Retype the material in full, keeping every word the same.

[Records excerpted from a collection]
------------------------------

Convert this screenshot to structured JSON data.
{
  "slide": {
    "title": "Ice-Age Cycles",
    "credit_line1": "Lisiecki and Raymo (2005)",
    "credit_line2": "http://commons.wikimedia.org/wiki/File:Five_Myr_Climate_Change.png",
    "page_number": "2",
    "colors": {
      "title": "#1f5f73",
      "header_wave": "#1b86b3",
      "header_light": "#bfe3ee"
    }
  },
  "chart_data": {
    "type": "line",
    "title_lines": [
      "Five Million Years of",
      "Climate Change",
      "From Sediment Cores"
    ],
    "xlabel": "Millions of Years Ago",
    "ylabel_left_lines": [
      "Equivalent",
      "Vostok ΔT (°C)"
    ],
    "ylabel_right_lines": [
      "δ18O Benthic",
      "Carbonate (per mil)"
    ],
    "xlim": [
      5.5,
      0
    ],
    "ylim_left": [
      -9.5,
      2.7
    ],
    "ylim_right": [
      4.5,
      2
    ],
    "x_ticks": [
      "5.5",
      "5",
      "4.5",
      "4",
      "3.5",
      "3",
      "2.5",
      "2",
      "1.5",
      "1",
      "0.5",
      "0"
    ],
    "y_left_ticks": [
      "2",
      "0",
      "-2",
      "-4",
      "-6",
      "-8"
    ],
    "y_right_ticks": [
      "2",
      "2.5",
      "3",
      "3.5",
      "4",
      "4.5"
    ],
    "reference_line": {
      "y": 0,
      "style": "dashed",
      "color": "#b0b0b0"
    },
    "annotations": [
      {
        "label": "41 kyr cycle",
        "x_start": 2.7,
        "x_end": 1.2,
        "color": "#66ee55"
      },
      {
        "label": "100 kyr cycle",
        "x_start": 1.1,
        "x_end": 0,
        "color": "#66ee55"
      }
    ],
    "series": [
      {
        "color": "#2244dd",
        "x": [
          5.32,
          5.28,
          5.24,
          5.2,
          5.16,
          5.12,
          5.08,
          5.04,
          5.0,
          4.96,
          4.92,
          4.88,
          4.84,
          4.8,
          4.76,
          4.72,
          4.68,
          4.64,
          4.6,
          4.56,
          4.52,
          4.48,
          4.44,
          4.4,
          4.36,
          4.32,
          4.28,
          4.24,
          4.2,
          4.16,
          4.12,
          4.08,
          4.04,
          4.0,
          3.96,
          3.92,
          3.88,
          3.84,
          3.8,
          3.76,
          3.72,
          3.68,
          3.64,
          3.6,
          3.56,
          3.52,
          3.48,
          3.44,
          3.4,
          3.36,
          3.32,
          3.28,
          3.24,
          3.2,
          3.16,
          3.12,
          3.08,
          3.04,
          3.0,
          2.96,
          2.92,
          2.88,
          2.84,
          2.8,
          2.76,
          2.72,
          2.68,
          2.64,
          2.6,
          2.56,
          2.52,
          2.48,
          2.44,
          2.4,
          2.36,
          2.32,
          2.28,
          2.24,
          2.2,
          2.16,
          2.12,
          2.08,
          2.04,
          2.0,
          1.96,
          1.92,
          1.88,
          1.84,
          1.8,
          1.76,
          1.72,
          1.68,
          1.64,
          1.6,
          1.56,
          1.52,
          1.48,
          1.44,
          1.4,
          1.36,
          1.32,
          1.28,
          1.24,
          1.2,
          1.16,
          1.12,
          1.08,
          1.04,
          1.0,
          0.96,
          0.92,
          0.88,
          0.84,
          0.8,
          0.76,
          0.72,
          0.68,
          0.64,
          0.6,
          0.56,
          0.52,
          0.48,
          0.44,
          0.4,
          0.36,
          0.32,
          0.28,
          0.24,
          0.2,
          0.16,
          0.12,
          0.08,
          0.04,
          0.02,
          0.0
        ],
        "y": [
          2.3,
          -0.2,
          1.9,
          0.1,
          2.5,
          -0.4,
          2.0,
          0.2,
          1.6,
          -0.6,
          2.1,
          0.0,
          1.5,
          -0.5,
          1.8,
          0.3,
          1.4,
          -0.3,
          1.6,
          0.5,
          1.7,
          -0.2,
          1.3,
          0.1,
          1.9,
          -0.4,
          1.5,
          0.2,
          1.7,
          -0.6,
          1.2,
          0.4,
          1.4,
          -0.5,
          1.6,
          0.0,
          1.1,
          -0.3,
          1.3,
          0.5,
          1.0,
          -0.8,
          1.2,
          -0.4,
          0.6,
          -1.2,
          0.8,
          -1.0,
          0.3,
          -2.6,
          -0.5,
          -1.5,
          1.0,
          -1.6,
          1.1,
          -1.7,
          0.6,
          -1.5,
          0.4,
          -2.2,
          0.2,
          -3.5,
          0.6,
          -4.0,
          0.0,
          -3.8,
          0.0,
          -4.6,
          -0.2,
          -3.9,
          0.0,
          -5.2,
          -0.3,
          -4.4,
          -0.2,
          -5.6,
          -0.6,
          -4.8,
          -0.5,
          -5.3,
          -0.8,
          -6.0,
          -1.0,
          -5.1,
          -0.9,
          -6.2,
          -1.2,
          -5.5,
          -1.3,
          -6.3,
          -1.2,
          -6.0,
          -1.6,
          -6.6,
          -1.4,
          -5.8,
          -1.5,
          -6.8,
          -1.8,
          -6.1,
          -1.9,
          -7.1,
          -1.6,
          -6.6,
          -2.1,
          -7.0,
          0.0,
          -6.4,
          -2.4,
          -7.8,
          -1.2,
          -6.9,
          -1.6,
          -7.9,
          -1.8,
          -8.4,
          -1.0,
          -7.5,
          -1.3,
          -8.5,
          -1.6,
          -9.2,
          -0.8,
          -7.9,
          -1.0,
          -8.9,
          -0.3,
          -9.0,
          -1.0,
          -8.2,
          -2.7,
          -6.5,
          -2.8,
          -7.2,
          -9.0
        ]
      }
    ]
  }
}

------------------------------

-- FINAL RESULT --
Convert this screenshot to structured JSON data.
{
  "slide": {
    "title": "Ice-Age Cycles",
    "credit_line1": "Lisiecki and Raymo (2005)",
    "credit_line2": "http://commons.wikimedia.org/wiki/File:Five_Myr_Climate_Change.png",
    "page_number": "2",
    "colors": {
      "title": "#1f5f73",
      "header_wave": "#1b86b3",
      "header_light": "#bfe3ee"
    }
  },
  "chart_data": {
    "type": "line",
    "title_lines": [
      "Five Million Years of",
      "Climate Change",
      "From Sediment Cores"
    ],
    "xlabel": "Millions of Years Ago",
    "ylabel_left_lines": [
      "Equivalent",
      "Vostok ΔT (°C)"
    ],
    "ylabel_right_lines": [
      "δ18O Benthic",
      "Carbonate (per mil)"
    ],
    "xlim": [
      5.5,
      0
    ],
    "ylim_left": [
      -9.5,
      2.7
    ],
    "ylim_right": [
      4.5,
      2
    ],
    "x_ticks": [
      "5.5",
      "5",
      "4.5",
      "4",
      "3.5",
      "3",
      "2.5",
      "2",
      "1.5",
      "1",
      "0.5",
      "0"
    ],
    "y_left_ticks": [
      "2",
      "0",
      "-2",
      "-4",
      "-6",
      "-8"
    ],
    "y_right_ticks": [
      "2",
      "2.5",
      "3",
      "3.5",
      "4",
      "4.5"
    ],
    "reference_line": {
      "y": 0,
      "style": "dashed",
      "color": "#b0b0b0"
    },
    "annotations": [
      {
        "label": "41 kyr cycle",
        "x_start": 2.7,
        "x_end": 1.2,
        "color": "#66ee55"
      },
      {
        "label": "100 kyr cycle",
        "x_start": 1.1,
        "x_end": 0,
        "color": "#66ee55"
      }
    ],
    "series": [
      {
        "color": "#2244dd",
        "x": [
          5.32,
          5.28,
          5.24,
          5.2,
          5.16,
          5.12,
          5.08,
          5.04,
          5.0,
          4.96,
          4.92,
          4.88,
          4.84,
          4.8,
          4.76,
          4.72,
          4.68,
          4.64,
          4.6,
          4.56,
          4.52,
          4.48,
          4.44,
          4.4,
          4.36,
          4.32,
          4.28,
          4.24,
          4.2,
          4.16,
          4.12,
          4.08,
          4.04,
          4.0,
          3.96,
          3.92,
          3.88,
          3.84,
          3.8,
          3.76,
          3.72,
          3.68,
          3.64,
          3.6,
          3.56,
          3.52,
          3.48,
          3.44,
          3.4,
          3.36,
          3.32,
          3.28,
          3.24,
          3.2,
          3.16,
          3.12,
          3.08,
          3.04,
          3.0,
          2.96,
          2.92,
          2.88,
          2.84,
          2.8,
          2.76,
          2.72,
          2.68,
          2.64,
          2.6,
          2.56,
          2.52,
          2.48,
          2.44,
          2.4,
          2.36,
          2.32,
          2.28,
          2.24,
          2.2,
          2.16,
          2.12,
          2.08,
          2.04,
          2.0,
          1.96,
          1.92,
          1.88,
          1.84,
          1.8,
          1.76,
          1.72,
          1.68,
          1.64,
          1.6,
          1.56,
          1.52,
          1.48,
          1.44,
          1.4,
          1.36,
          1.32,
          1.28,
          1.24,
          1.2,
          1.16,
          1.12,
          1.08,
          1.04,
          1.0,
          0.96,
          0.92,
          0.88,
          0.84,
          0.8,
          0.76,
          0.72,
          0.68,
          0.64,
          0.6,
          0.56,
          0.52,
          0.48,
          0.44,
          0.4,
          0.36,
          0.32,
          0.28,
          0.24,
          0.2,
          0.16,
          0.12,
          0.08,
          0.04,
          0.02,
          0.0
        ],
        "y": [
          2.3,
          -0.2,
          1.9,
          0.1,
          2.5,
          -0.4,
          2.0,
          0.2,
          1.6,
          -0.6,
          2.1,
          0.0,
          1.5,
          -0.5,
          1.8,
          0.3,
          1.4,
          -0.3,
          1.6,
          0.5,
          1.7,
          -0.2,
          1.3,
          0.1,
          1.9,
          -0.4,
          1.5,
          0.2,
          1.7,
          -0.6,
          1.2,
          0.4,
          1.4,
          -0.5,
          1.6,
          0.0,
          1.1,
          -0.3,
          1.3,
          0.5,
          1.0,
          -0.8,
          1.2,
          -0.4,
          0.6,
          -1.2,
          0.8,
          -1.0,
          0.3,
          -2.6,
          -0.5,
          -1.5,
          1.0,
          -1.6,
          1.1,
          -1.7,
          0.6,
          -1.5,
          0.4,
          -2.2,
          0.2,
          -3.5,
          0.6,
          -4.0,
          0.0,
          -3.8,
          0.0,
          -4.6,
          -0.2,
          -3.9,
          0.0,
          -5.2,
          -0.3,
          -4.4,
          -0.2,
          -5.6,
          -0.6,
          -4.8,
          -0.5,
          -5.3,
          -0.8,
          -6.0,
          -1.0,
          -5.1,
          -0.9,
          -6.2,
          -1.2,
          -5.5,
          -1.3,
          -6.3,
          -1.2,
          -6.0,
          -1.6,
          -6.6,
          -1.4,
          -5.8,
          -1.5,
          -6.8,
          -1.8,
          -6.1,
          -1.9,
          -7.1,
          -1.6,
          -6.6,
          -2.1,
          -7.0,
          0.0,
          -6.4,
          -2.4,
          -7.8,
          -1.2,
          -6.9,
          -1.6,
          -7.9,
          -1.8,
          -8.4,
          -1.0,
          -7.5,
          -1.3,
          -8.5,
          -1.6,
          -9.2,
          -0.8,
          -7.9,
          -1.0,
          -8.9,
          -0.3,
          -9.0,
          -1.0,
          -8.2,
          -2.7,
          -6.5,
          -2.8,
          -7.2,
          -9.0
        ]
      }
    ]
  }
}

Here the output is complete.